::: Dataset excerpts
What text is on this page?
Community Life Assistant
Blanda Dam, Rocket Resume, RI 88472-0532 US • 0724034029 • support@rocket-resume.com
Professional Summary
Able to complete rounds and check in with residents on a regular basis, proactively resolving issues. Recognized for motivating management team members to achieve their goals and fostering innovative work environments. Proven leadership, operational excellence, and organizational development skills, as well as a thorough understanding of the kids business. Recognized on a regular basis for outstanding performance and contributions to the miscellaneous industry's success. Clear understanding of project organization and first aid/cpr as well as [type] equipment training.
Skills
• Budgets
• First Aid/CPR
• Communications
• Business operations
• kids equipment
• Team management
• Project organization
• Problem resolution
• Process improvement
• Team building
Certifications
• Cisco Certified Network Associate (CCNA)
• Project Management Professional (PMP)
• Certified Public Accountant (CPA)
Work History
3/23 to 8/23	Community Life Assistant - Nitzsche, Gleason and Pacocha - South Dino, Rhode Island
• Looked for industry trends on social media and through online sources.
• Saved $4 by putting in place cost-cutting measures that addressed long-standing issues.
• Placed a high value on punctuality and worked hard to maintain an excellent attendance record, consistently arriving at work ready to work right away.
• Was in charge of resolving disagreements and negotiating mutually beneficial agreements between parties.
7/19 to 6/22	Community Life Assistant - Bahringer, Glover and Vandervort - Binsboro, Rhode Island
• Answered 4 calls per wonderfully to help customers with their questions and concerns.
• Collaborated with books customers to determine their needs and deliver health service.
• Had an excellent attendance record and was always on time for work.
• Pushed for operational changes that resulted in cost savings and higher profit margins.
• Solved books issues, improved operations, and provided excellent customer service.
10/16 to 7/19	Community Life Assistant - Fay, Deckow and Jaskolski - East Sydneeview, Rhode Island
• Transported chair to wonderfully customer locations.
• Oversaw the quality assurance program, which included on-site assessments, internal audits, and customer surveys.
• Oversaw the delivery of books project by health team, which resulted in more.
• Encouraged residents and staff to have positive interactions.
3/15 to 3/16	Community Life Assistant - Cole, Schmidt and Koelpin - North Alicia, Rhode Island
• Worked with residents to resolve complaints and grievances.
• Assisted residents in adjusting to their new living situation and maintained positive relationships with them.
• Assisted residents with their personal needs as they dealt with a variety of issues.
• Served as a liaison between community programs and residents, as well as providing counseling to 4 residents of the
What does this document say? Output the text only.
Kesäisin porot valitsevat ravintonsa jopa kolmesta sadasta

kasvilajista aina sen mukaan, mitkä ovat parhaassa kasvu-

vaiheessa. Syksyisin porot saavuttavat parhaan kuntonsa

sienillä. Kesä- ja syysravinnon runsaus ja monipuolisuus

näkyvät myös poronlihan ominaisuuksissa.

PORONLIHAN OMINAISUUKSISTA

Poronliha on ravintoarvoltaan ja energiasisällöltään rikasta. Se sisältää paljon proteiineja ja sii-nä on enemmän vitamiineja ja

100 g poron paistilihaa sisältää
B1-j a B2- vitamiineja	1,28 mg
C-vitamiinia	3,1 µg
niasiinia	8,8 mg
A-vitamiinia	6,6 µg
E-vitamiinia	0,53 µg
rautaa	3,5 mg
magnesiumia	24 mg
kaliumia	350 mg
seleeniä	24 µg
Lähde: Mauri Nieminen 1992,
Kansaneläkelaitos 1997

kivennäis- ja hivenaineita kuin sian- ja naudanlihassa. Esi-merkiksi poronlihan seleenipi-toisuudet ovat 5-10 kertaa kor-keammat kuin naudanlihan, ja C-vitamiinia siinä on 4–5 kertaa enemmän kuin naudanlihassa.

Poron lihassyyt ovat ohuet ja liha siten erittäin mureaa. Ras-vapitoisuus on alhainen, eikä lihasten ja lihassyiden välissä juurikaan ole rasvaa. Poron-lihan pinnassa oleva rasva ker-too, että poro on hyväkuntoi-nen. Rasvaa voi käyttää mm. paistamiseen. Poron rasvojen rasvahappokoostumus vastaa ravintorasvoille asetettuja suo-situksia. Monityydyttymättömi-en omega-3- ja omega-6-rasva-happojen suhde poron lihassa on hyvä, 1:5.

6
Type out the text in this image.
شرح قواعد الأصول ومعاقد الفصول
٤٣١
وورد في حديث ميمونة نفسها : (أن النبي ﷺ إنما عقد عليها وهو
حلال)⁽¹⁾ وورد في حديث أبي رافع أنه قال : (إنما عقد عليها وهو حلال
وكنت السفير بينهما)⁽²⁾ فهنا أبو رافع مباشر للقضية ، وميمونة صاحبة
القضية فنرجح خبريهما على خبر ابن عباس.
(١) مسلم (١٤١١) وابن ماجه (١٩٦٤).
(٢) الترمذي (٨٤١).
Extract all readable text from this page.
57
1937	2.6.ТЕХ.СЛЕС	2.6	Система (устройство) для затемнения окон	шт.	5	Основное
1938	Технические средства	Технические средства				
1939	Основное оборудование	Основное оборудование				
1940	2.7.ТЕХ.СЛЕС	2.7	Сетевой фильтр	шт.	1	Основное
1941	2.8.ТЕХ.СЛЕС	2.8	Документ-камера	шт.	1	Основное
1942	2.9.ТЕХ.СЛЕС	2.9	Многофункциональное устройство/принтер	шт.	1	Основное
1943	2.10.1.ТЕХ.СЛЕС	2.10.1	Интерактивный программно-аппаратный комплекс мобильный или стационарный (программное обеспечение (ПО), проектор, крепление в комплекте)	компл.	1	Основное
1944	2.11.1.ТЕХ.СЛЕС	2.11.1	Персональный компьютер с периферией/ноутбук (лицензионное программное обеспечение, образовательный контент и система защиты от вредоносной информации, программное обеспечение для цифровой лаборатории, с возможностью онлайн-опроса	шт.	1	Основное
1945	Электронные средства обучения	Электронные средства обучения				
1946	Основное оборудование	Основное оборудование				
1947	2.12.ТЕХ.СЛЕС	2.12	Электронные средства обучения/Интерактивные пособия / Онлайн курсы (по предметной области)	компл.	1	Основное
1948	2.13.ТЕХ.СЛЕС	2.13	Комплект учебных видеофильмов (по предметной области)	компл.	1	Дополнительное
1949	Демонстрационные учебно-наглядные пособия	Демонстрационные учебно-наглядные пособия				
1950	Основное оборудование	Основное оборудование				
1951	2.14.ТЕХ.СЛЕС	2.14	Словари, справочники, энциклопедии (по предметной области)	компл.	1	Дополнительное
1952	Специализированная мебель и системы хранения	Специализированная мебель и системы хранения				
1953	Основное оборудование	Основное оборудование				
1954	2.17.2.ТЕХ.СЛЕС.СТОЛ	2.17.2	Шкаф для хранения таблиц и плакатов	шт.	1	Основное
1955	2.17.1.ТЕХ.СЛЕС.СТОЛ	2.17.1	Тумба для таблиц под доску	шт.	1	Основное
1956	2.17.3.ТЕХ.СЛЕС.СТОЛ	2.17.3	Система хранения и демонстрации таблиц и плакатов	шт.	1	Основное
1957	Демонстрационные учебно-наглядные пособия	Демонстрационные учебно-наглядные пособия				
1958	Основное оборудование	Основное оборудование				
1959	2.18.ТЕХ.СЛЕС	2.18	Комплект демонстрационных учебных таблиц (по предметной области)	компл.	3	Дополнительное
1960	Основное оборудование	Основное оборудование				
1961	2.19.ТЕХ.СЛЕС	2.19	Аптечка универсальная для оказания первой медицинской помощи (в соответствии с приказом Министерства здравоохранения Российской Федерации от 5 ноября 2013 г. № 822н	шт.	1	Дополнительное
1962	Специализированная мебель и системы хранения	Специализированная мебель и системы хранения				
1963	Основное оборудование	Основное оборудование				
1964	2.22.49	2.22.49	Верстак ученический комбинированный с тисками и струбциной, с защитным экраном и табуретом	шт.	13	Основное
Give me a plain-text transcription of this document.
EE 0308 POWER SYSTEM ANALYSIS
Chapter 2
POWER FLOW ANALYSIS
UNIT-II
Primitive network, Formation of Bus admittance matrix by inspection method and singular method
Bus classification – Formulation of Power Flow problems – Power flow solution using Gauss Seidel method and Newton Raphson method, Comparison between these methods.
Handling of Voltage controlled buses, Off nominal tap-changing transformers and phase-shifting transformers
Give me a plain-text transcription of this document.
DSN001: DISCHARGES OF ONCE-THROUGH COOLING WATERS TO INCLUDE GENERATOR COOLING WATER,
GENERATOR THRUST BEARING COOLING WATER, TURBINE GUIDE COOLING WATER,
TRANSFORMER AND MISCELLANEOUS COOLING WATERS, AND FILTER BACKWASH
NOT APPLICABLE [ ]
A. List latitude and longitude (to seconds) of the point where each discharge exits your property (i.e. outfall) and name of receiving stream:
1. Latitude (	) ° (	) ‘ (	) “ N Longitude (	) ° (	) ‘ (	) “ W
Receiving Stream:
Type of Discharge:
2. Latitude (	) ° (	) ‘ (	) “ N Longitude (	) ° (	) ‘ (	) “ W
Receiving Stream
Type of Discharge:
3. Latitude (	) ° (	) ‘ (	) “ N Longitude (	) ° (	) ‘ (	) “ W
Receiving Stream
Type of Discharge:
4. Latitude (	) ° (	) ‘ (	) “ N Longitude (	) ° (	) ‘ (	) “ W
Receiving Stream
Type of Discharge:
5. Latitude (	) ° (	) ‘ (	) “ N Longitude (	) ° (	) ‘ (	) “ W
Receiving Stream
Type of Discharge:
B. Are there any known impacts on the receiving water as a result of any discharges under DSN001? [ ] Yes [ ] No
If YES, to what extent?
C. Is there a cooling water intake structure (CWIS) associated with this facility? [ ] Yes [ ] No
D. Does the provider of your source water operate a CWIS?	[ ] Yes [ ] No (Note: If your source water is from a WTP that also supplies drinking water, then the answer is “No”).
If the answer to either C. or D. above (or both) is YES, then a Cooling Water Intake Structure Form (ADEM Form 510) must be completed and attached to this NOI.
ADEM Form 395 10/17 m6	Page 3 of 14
::::::
● What is needed
Show, from the material above, each line that includes the string "учебных".

● Completed exercise
1948	2.13.ТЕХ.СЛЕС	2.13	Комплект учебных видеофильмов (по предметной области)	компл.	1	Дополнительное
1959	2.18.ТЕХ.СЛЕС	2.18	Комплект демонстрационных учебных таблиц (по предметной области)	компл.	3	Дополнительное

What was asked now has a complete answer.